[start]

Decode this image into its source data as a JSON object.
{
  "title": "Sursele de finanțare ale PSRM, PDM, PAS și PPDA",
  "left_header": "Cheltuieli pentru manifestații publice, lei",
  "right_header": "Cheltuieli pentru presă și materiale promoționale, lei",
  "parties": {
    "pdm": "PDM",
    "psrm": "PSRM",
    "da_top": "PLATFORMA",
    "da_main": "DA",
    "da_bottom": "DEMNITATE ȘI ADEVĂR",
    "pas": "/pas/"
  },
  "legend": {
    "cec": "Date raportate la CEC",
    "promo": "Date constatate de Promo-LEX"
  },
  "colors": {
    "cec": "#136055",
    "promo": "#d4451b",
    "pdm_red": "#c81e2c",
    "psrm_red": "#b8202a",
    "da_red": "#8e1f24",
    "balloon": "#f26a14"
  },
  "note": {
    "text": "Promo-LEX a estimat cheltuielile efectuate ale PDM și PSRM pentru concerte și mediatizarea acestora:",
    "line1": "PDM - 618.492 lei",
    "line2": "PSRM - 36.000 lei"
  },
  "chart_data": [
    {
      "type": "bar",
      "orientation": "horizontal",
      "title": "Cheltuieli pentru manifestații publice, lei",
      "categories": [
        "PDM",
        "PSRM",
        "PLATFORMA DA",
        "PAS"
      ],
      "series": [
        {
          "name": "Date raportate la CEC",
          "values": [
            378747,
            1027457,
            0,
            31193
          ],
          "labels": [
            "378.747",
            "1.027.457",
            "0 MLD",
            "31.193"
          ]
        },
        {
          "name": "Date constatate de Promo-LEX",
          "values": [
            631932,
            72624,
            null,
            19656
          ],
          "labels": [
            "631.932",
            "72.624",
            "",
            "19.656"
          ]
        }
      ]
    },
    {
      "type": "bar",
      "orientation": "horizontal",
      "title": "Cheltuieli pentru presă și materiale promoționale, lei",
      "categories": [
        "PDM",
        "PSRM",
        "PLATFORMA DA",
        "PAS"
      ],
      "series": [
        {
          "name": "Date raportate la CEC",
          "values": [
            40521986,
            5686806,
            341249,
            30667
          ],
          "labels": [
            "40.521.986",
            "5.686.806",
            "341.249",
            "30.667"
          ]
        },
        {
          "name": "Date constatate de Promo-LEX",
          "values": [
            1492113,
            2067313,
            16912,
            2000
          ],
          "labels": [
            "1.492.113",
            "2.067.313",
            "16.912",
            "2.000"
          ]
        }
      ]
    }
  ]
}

[end]
[start]

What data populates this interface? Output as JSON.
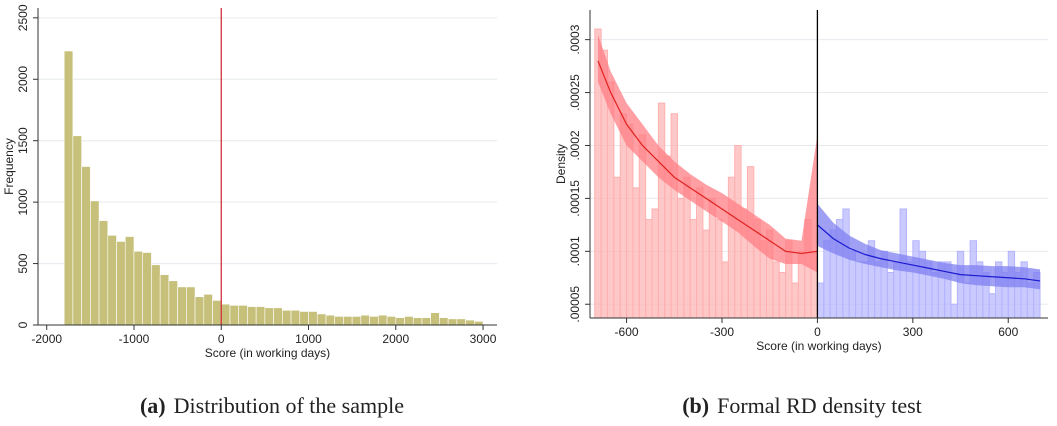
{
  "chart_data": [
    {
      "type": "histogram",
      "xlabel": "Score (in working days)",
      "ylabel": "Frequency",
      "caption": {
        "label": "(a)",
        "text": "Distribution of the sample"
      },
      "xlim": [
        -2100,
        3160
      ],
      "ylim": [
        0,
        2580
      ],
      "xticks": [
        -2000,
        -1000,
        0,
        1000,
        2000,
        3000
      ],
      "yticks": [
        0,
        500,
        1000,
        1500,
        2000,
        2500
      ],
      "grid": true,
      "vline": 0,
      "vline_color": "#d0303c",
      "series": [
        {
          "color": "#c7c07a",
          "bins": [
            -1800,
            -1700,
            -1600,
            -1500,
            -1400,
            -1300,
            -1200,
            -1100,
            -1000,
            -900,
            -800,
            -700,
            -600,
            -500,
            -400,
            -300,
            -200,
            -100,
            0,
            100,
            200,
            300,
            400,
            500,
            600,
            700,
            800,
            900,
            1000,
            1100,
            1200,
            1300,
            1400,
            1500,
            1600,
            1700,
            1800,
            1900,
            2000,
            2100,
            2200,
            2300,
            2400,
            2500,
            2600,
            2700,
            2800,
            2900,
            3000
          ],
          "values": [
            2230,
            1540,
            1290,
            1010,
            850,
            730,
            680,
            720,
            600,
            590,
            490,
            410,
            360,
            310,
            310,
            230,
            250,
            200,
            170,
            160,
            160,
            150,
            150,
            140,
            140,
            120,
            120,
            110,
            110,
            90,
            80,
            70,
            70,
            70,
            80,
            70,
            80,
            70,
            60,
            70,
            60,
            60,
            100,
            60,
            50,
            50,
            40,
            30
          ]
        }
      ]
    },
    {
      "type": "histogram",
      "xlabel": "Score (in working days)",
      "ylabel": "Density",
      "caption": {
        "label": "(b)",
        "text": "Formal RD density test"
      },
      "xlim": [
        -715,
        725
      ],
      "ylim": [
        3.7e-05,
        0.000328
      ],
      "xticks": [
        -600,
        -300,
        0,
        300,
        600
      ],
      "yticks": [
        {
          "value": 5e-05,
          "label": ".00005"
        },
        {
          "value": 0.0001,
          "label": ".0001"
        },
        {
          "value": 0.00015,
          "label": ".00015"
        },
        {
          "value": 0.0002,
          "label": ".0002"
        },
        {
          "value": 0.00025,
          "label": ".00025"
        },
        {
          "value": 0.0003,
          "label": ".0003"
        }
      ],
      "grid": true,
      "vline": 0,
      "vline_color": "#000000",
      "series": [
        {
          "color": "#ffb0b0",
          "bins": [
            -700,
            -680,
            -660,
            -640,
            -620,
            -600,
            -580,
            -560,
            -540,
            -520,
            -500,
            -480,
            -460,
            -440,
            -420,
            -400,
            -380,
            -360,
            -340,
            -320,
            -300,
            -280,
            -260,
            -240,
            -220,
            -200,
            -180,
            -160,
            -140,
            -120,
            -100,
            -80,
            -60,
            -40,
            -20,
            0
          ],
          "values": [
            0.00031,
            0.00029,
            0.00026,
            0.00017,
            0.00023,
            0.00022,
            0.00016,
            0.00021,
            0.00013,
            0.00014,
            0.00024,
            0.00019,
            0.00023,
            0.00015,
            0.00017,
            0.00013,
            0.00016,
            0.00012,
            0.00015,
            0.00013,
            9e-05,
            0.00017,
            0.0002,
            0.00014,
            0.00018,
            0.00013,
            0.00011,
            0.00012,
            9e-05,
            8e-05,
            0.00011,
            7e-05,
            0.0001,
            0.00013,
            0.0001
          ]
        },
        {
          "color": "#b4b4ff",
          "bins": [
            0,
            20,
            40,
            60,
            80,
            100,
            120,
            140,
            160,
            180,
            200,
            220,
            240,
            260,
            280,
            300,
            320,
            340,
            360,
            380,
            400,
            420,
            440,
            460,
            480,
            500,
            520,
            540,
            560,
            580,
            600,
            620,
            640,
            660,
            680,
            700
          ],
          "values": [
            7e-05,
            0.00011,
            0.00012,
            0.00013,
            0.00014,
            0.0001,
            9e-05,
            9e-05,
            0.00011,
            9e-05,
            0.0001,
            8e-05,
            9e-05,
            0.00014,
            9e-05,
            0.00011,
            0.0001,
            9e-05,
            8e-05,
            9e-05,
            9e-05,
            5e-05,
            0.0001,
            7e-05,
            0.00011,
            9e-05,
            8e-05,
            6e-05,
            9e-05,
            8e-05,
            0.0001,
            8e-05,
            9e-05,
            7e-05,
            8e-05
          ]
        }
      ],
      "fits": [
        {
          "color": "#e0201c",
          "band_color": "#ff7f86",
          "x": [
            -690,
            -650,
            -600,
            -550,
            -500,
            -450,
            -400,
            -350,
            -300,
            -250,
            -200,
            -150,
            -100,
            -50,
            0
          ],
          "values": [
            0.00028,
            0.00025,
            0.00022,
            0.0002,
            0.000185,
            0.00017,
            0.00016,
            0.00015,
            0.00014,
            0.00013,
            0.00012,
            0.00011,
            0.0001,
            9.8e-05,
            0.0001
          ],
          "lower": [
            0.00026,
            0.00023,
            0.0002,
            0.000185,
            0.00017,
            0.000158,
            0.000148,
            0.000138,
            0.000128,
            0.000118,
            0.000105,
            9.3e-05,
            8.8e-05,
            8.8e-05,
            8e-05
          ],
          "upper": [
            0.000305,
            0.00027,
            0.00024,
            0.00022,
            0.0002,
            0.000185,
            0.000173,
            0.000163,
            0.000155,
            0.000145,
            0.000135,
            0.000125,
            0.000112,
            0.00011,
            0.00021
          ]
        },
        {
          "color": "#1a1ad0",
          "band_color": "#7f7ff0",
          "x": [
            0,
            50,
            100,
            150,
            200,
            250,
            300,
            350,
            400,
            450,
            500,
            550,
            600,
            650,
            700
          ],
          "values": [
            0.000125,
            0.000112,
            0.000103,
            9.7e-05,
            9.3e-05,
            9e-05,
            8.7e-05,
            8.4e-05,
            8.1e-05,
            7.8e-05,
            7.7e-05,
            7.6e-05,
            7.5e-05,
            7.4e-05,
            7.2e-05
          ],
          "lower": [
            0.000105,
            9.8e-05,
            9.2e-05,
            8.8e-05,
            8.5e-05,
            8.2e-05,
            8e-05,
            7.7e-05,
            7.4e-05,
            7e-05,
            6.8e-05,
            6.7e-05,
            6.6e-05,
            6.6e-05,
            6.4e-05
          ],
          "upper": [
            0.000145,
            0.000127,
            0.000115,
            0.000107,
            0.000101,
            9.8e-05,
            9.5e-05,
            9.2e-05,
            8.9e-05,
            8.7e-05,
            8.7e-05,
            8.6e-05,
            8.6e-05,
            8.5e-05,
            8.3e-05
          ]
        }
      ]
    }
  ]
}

[end]

** Required work **
Scan the records for the string "publice". Copy each line in which it appears.

** Exercise result **
  "left_header": "Cheltuieli pentru manifestații publice, lei",
      "title": "Cheltuieli pentru manifestații publice, lei",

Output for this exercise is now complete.